+++ Data records +++

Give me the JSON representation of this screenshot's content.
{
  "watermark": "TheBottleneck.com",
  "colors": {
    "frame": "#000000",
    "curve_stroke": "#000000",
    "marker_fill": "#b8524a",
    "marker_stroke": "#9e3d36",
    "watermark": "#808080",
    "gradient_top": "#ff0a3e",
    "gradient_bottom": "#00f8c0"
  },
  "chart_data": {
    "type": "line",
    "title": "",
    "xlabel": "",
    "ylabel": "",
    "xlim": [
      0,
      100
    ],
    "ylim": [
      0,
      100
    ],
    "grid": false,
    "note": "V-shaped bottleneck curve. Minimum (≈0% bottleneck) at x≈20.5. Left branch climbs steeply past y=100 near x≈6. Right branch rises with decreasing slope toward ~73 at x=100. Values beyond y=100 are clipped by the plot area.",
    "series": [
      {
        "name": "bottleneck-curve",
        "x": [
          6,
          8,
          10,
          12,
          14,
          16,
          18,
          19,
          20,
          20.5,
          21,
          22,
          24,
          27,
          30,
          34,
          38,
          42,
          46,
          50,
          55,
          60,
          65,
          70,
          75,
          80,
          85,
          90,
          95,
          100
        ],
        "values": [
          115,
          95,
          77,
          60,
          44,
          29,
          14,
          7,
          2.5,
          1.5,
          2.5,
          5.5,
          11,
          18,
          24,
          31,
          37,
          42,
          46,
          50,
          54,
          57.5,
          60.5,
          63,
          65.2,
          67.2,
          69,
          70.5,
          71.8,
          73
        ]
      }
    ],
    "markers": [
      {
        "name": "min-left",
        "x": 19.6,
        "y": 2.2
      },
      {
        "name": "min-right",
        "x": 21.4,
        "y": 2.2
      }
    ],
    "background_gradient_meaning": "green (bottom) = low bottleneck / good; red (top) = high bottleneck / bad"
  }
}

+++

■ What this task involves
From the preceding material, extract every line exactly.

■ Exercise solution
Give me the JSON representation of this screenshot's content.
{
  "watermark": "TheBottleneck.com",
  "colors": {
    "frame": "#000000",
    "curve_stroke": "#000000",
    "marker_fill": "#b8524a",
    "marker_stroke": "#9e3d36",
    "watermark": "#808080",
    "gradient_top": "#ff0a3e",
    "gradient_bottom": "#00f8c0"
  },
  "chart_data": {
    "type": "line",
    "title": "",
    "xlabel": "",
    "ylabel": "",
    "xlim": [
      0,
      100
    ],
    "ylim": [
      0,
      100
    ],
    "grid": false,
    "note": "V-shaped bottleneck curve. Minimum (≈0% bottleneck) at x≈20.5. Left branch climbs steeply past y=100 near x≈6. Right branch rises with decreasing slope toward ~73 at x=100. Values beyond y=100 are clipped by the plot area.",
    "series": [
      {
        "name": "bottleneck-curve",
        "x": [
          6,
          8,
          10,
          12,
          14,
          16,
          18,
          19,
          20,
          20.5,
          21,
          22,
          24,
          27,
          30,
          34,
          38,
          42,
          46,
          50,
          55,
          60,
          65,
          70,
          75,
          80,
          85,
          90,
          95,
          100
        ],
        "values": [
          115,
          95,
          77,
          60,
          44,
          29,
          14,
          7,
          2.5,
          1.5,
          2.5,
          5.5,
          11,
          18,
          24,
          31,
          37,
          42,
          46,
          50,
          54,
          57.5,
          60.5,
          63,
          65.2,
          67.2,
          69,
          70.5,
          71.8,
          73
        ]
      }
    ],
    "markers": [
      {
        "name": "min-left",
        "x": 19.6,
        "y": 2.2
      },
      {
        "name": "min-right",
        "x": 21.4,
        "y": 2.2
      }
    ],
    "background_gradient_meaning": "green (bottom) = low bottleneck / good; red (top) = high bottleneck / bad"
  }
}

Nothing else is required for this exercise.